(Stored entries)
____
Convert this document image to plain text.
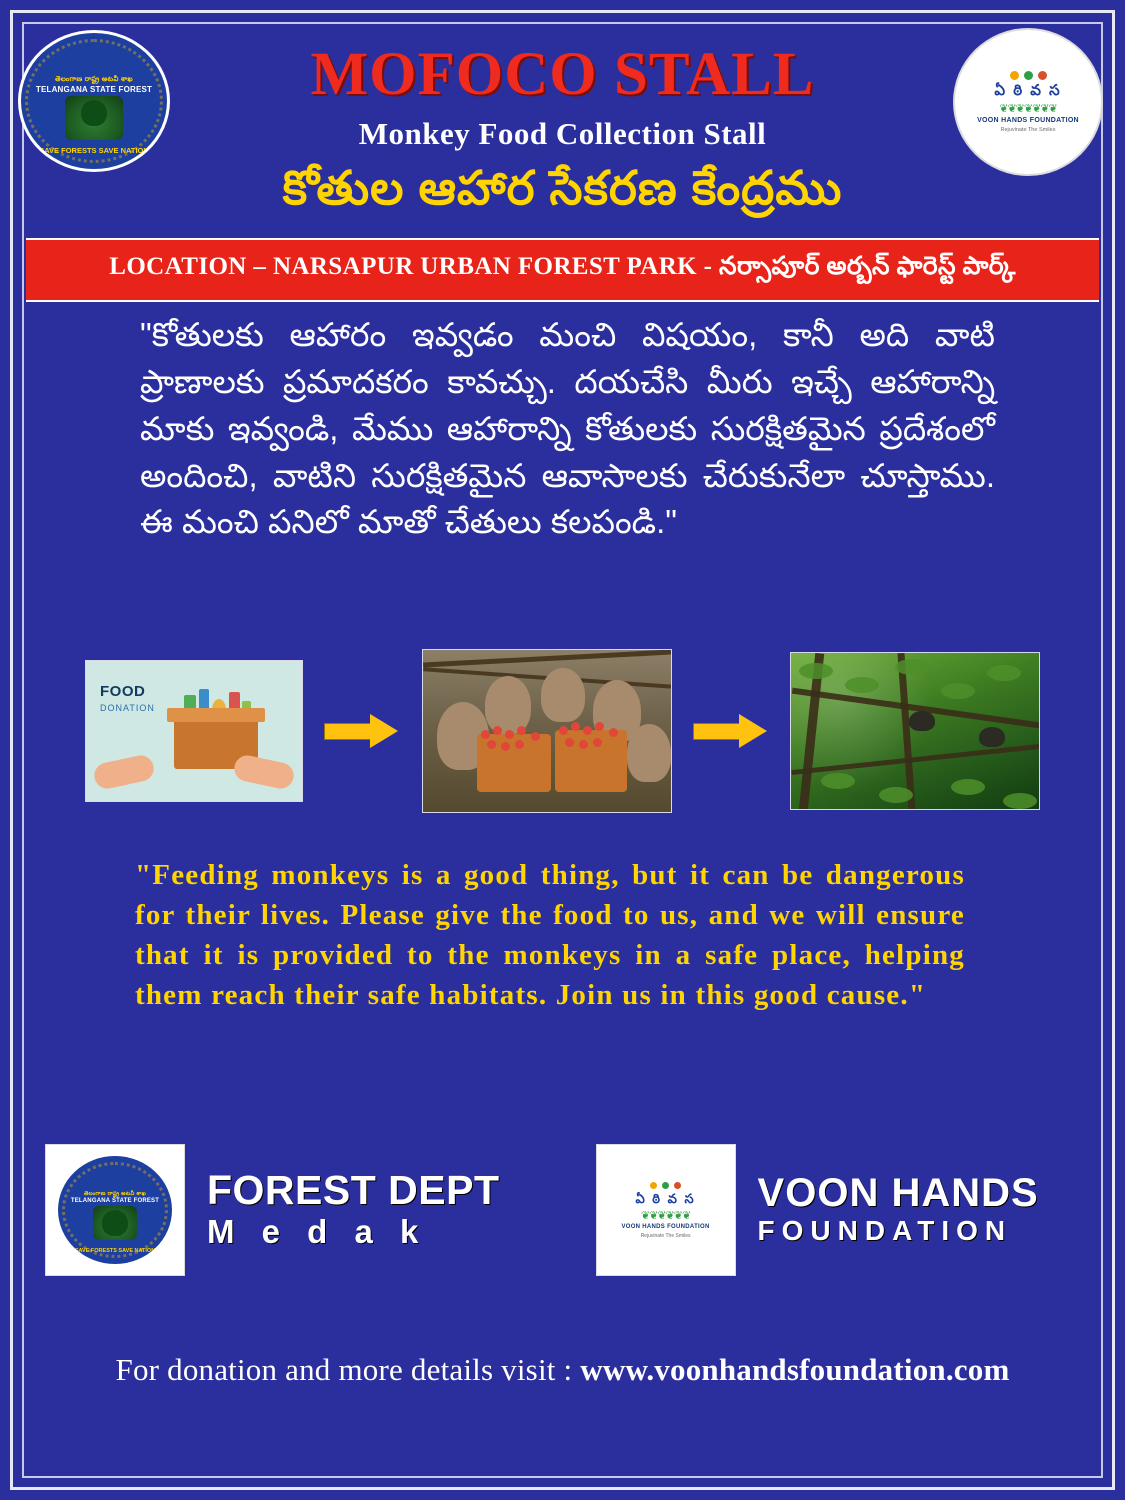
MOFOCO STALL
Monkey Food Collection Stall
కోతుల ఆహార సేకరణ కేంద్రము
తెలంగాణ రాష్ట్ర అటవీ శాఖ
TELANGANA STATE FOREST
SAVE FORESTS SAVE NATION
ఏ ఠి వ స
❦❦❦❦❦❦❦
VOON HANDS FOUNDATION
Rejuvinate The Smiles
LOCATION – NARSAPUR URBAN FOREST PARK - నర్సాపూర్ అర్బన్ ఫారెస్ట్ పార్క్
"కోతులకు ఆహారం ఇవ్వడం మంచి విషయం, కానీ అది వాటి ప్రాణాలకు ప్రమాదకరం కావచ్చు. దయచేసి మీరు ఇచ్చే ఆహారాన్ని మాకు ఇవ్వండి, మేము ఆహారాన్ని కోతులకు సురక్షితమైన ప్రదేశంలో అందించి, వాటిని సురక్షితమైన ఆవాసాలకు చేరుకునేలా చూస్తాము. ఈ మంచి పనిలో మాతో చేతులు కలపండి."
FOOD
DONATION
"Feeding monkeys is a good thing, but it can be dangerous for their lives. Please give the food to us, and we will ensure that it is provided to the monkeys in a safe place, helping them reach their safe habitats. Join us in this good cause."
తెలంగాణ రాష్ట్ర అటవీ శాఖ
TELANGANA STATE FOREST
SAVE FORESTS SAVE NATION
FOREST DEPT
M e d a k
ఏ ఠి వ స
❦❦❦❦❦❦
VOON HANDS FOUNDATION
Rejuvinate The Smiles
VOON HANDS
FOUNDATION
For donation and more details visit : www.voonhandsfoundation.com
____
EXERCISE DETAILS → Repeat the records above verbatim, with no pictures in the result.

RESPONSE TO THE TASK →
Convert this document image to plain text.
MOFOCO STALL
Monkey Food Collection Stall
కోతుల ఆహార సేకరణ కేంద్రము
తెలంగాణ రాష్ట్ర అటవీ శాఖ
TELANGANA STATE FOREST
SAVE FORESTS SAVE NATION
ఏ ఠి వ స
❦❦❦❦❦❦❦
VOON HANDS FOUNDATION
Rejuvinate The Smiles
LOCATION – NARSAPUR URBAN FOREST PARK - నర్సాపూర్ అర్బన్ ఫారెస్ట్ పార్క్
"కోతులకు ఆహారం ఇవ్వడం మంచి విషయం, కానీ అది వాటి ప్రాణాలకు ప్రమాదకరం కావచ్చు. దయచేసి మీరు ఇచ్చే ఆహారాన్ని మాకు ఇవ్వండి, మేము ఆహారాన్ని కోతులకు సురక్షితమైన ప్రదేశంలో అందించి, వాటిని సురక్షితమైన ఆవాసాలకు చేరుకునేలా చూస్తాము. ఈ మంచి పనిలో మాతో చేతులు కలపండి."
FOOD
DONATION
"Feeding monkeys is a good thing, but it can be dangerous for their lives. Please give the food to us, and we will ensure that it is provided to the monkeys in a safe place, helping them reach their safe habitats. Join us in this good cause."
తెలంగాణ రాష్ట్ర అటవీ శాఖ
TELANGANA STATE FOREST
SAVE FORESTS SAVE NATION
FOREST DEPT
M e d a k
ఏ ఠి వ స
❦❦❦❦❦❦
VOON HANDS FOUNDATION
Rejuvinate The Smiles
VOON HANDS
FOUNDATION
For donation and more details visit : www.voonhandsfoundation.com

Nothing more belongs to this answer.